» **Data excerpts**
# # # #

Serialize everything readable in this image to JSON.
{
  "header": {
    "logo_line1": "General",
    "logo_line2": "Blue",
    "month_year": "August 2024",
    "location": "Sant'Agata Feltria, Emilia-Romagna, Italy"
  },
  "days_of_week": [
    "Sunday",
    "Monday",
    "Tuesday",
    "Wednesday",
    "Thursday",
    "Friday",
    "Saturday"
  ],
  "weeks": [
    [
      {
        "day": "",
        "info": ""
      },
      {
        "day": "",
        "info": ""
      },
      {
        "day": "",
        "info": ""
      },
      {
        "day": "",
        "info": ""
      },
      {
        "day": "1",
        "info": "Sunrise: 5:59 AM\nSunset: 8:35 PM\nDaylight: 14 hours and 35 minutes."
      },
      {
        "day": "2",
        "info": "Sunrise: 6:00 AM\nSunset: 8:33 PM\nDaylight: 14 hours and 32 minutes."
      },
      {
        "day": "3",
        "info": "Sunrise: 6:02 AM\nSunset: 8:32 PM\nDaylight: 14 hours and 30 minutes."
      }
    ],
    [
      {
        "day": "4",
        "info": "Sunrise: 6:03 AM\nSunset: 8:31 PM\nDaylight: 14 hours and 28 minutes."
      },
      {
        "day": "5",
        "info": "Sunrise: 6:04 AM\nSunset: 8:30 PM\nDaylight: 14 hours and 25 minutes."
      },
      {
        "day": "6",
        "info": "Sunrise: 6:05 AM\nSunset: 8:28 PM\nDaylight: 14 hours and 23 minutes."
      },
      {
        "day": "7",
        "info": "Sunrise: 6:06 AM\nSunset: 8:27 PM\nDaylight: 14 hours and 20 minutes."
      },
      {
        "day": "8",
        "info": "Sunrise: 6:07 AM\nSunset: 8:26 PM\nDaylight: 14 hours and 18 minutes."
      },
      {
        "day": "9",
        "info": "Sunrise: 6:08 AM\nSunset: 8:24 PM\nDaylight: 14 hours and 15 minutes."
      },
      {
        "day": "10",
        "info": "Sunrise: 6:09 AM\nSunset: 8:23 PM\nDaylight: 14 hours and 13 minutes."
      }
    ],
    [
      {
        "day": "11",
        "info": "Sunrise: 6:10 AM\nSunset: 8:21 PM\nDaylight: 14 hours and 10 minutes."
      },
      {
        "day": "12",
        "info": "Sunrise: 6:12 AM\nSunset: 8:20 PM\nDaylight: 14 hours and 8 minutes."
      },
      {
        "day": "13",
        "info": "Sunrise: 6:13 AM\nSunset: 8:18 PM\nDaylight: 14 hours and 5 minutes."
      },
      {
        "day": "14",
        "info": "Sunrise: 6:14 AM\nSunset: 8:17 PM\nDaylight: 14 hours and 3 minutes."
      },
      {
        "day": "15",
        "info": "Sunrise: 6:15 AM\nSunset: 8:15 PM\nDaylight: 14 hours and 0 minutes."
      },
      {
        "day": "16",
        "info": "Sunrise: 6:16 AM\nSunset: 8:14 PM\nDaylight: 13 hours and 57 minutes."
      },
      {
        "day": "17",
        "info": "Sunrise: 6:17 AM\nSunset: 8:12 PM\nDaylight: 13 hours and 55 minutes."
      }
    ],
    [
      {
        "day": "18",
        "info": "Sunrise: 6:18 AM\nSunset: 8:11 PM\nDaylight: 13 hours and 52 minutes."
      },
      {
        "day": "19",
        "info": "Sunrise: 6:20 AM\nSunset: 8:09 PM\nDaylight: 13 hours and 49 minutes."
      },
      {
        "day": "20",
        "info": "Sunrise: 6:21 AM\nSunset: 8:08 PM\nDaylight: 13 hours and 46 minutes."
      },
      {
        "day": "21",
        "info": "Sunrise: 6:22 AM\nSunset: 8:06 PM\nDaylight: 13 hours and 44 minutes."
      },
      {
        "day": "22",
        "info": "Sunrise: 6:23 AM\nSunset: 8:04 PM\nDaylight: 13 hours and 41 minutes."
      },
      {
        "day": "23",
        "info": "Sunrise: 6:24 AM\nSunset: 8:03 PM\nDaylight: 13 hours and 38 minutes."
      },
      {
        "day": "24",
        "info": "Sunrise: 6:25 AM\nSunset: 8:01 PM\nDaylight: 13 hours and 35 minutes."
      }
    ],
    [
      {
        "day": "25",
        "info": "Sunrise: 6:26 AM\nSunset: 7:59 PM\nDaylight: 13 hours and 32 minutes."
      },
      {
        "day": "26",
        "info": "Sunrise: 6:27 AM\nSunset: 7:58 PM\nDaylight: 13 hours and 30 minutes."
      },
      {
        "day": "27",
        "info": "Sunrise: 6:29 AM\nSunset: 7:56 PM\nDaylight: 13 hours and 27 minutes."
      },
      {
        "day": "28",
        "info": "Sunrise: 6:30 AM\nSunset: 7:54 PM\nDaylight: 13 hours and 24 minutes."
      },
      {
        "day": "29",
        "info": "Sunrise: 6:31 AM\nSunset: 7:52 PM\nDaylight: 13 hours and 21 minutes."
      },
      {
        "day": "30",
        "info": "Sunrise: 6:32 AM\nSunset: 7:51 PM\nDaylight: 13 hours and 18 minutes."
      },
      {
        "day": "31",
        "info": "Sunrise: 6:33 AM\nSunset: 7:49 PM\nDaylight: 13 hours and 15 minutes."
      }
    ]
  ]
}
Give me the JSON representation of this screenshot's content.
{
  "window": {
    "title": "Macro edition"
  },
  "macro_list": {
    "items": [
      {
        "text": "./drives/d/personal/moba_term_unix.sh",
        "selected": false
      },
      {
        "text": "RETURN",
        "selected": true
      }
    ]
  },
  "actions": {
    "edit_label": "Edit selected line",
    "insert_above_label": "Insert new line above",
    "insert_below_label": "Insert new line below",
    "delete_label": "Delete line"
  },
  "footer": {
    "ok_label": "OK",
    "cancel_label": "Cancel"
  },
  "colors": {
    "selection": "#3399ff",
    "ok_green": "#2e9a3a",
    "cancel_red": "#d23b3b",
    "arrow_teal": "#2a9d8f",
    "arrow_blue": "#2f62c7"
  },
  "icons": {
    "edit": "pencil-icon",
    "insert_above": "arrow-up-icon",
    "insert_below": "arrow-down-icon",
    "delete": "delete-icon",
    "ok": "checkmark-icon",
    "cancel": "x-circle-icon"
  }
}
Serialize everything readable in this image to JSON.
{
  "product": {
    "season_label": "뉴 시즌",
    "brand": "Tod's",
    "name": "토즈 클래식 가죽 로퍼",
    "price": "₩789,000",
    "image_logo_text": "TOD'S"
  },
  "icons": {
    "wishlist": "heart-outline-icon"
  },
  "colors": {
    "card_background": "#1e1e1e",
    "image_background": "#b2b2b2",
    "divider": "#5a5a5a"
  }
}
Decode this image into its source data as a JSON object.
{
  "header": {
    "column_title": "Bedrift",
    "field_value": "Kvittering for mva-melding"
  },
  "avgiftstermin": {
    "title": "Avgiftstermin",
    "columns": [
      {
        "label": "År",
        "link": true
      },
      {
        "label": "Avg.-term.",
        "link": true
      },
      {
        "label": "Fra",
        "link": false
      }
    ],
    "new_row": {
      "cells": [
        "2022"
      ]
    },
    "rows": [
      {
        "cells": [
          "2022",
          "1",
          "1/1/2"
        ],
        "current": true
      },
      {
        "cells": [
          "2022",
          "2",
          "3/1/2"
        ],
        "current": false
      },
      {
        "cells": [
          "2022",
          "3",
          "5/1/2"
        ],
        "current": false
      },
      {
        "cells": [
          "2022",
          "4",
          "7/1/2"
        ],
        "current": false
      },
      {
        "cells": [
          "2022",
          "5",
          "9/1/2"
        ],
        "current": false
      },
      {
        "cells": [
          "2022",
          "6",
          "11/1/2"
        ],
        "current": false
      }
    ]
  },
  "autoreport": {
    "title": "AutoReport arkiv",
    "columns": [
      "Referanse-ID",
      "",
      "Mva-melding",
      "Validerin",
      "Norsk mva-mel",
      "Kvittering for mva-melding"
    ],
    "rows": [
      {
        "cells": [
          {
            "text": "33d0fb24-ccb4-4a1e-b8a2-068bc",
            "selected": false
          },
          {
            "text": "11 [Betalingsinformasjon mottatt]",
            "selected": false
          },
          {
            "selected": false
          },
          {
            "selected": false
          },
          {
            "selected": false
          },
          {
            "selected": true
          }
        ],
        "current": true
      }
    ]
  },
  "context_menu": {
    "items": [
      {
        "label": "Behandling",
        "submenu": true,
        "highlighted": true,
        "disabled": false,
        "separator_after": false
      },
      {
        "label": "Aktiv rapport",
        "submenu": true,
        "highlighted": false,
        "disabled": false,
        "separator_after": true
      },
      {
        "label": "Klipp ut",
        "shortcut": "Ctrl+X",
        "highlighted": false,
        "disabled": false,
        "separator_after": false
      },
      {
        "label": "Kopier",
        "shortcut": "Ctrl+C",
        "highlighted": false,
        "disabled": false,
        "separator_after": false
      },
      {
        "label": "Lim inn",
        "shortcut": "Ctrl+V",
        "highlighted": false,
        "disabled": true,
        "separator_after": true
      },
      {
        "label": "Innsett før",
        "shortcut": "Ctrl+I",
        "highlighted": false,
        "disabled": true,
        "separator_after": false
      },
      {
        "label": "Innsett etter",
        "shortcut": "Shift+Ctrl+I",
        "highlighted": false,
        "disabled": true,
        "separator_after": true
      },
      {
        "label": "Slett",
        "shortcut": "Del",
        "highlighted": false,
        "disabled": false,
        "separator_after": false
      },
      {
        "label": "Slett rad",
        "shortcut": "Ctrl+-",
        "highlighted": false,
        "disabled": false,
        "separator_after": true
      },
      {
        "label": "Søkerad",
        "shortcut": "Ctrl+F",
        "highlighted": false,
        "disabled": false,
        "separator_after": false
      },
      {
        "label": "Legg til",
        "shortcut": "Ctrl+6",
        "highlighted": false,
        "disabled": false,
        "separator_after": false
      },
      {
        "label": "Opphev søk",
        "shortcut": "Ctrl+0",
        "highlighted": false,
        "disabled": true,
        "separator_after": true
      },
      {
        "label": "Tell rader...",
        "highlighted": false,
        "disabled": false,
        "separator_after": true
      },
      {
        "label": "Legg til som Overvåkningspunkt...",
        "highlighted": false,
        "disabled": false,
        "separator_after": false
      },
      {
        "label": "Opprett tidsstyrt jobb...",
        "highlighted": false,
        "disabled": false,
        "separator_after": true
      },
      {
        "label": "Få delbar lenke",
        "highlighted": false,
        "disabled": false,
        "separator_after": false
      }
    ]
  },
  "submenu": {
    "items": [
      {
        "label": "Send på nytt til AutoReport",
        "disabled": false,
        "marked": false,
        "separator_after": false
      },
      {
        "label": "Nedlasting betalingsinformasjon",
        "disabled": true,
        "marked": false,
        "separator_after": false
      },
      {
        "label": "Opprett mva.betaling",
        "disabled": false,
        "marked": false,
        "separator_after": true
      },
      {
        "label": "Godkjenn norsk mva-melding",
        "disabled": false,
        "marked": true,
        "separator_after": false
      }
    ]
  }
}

# # # #

» **Your goal**
Copy out each line of the material that holds the word "Innsett".

» **Task answer**
        "label": "Innsett før",
        "label": "Innsett etter",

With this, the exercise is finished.